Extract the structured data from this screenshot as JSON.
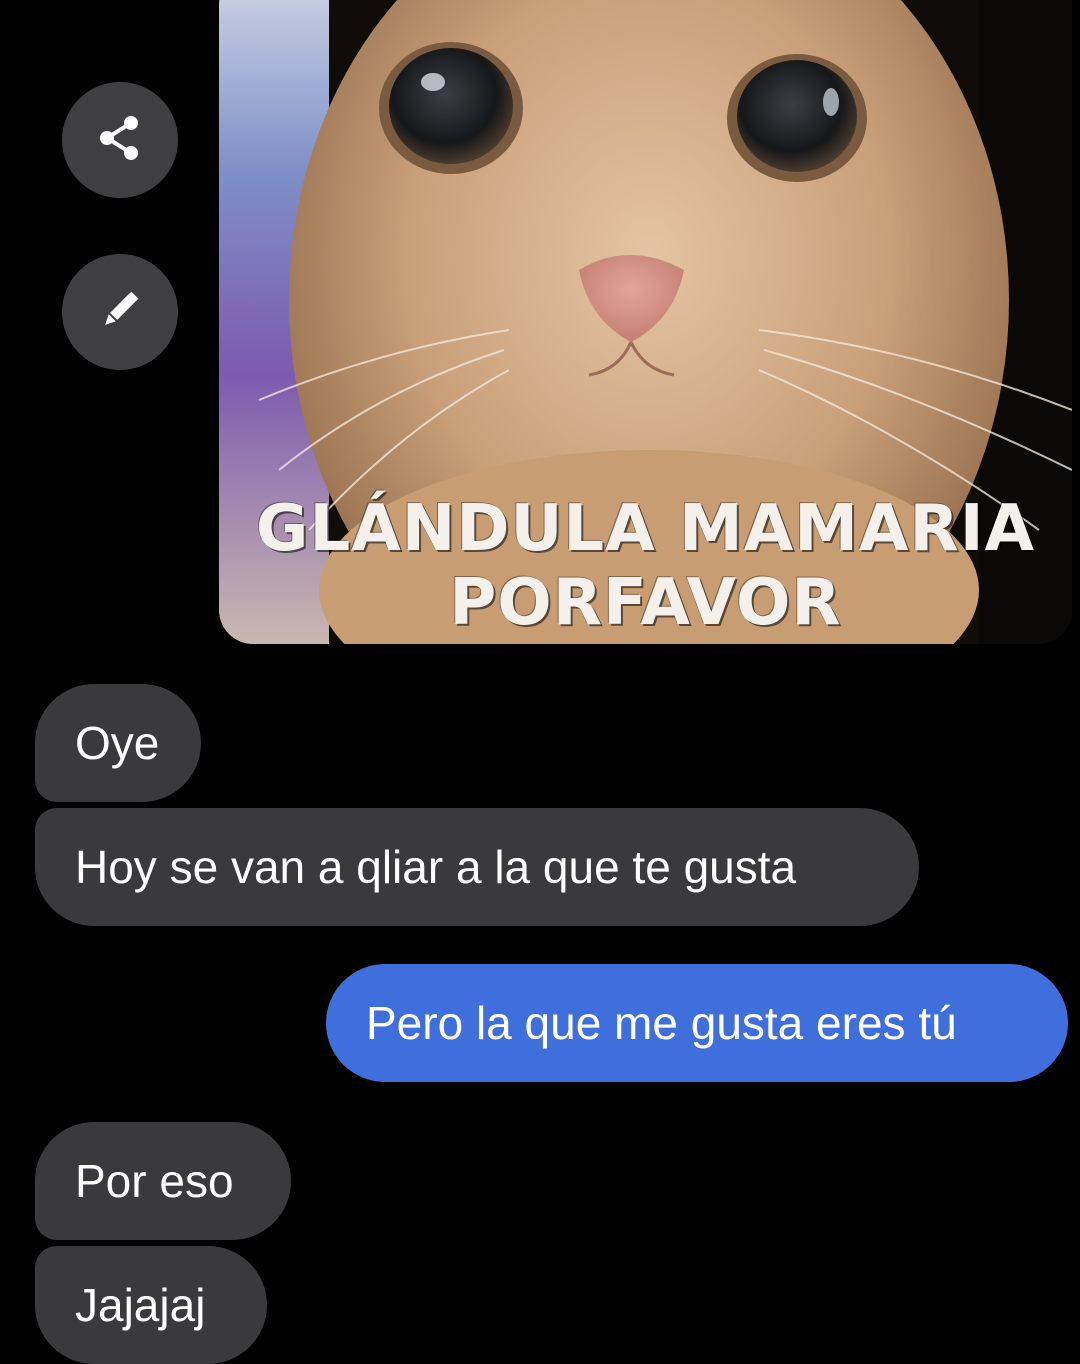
{
  "chat": {
    "image_message": {
      "caption_line1": "GLÁNDULA MAMARIA",
      "caption_line2": "PORFAVOR"
    },
    "actions": {
      "share_icon": "share-icon",
      "edit_icon": "pencil-icon"
    },
    "messages": [
      {
        "side": "incoming",
        "text": "Oye"
      },
      {
        "side": "incoming",
        "text": "Hoy se van a qliar a la que te gusta"
      },
      {
        "side": "outgoing",
        "text": "Pero la que me gusta eres tú"
      },
      {
        "side": "incoming",
        "text": "Por eso"
      },
      {
        "side": "incoming",
        "text": "Jajajaj"
      }
    ]
  },
  "colors": {
    "background": "#000000",
    "incoming_bubble": "#3a3a3c",
    "outgoing_bubble": "#3f6fdc",
    "action_button": "#3f3f41"
  }
}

* * * * *

:: Work to do ::
Leave the pictures out and copy the rest of the data exactly.

:: Response below ::
Extract the structured data from this screenshot as JSON.
{
  "chat": {
    "image_message": {
      "caption_line1": "GLÁNDULA MAMARIA",
      "caption_line2": "PORFAVOR"
    },
    "actions": {
      "share_icon": "share-icon",
      "edit_icon": "pencil-icon"
    },
    "messages": [
      {
        "side": "incoming",
        "text": "Oye"
      },
      {
        "side": "incoming",
        "text": "Hoy se van a qliar a la que te gusta"
      },
      {
        "side": "outgoing",
        "text": "Pero la que me gusta eres tú"
      },
      {
        "side": "incoming",
        "text": "Por eso"
      },
      {
        "side": "incoming",
        "text": "Jajajaj"
      }
    ]
  },
  "colors": {
    "background": "#000000",
    "incoming_bubble": "#3a3a3c",
    "outgoing_bubble": "#3f6fdc",
    "action_button": "#3f3f41"
  }
}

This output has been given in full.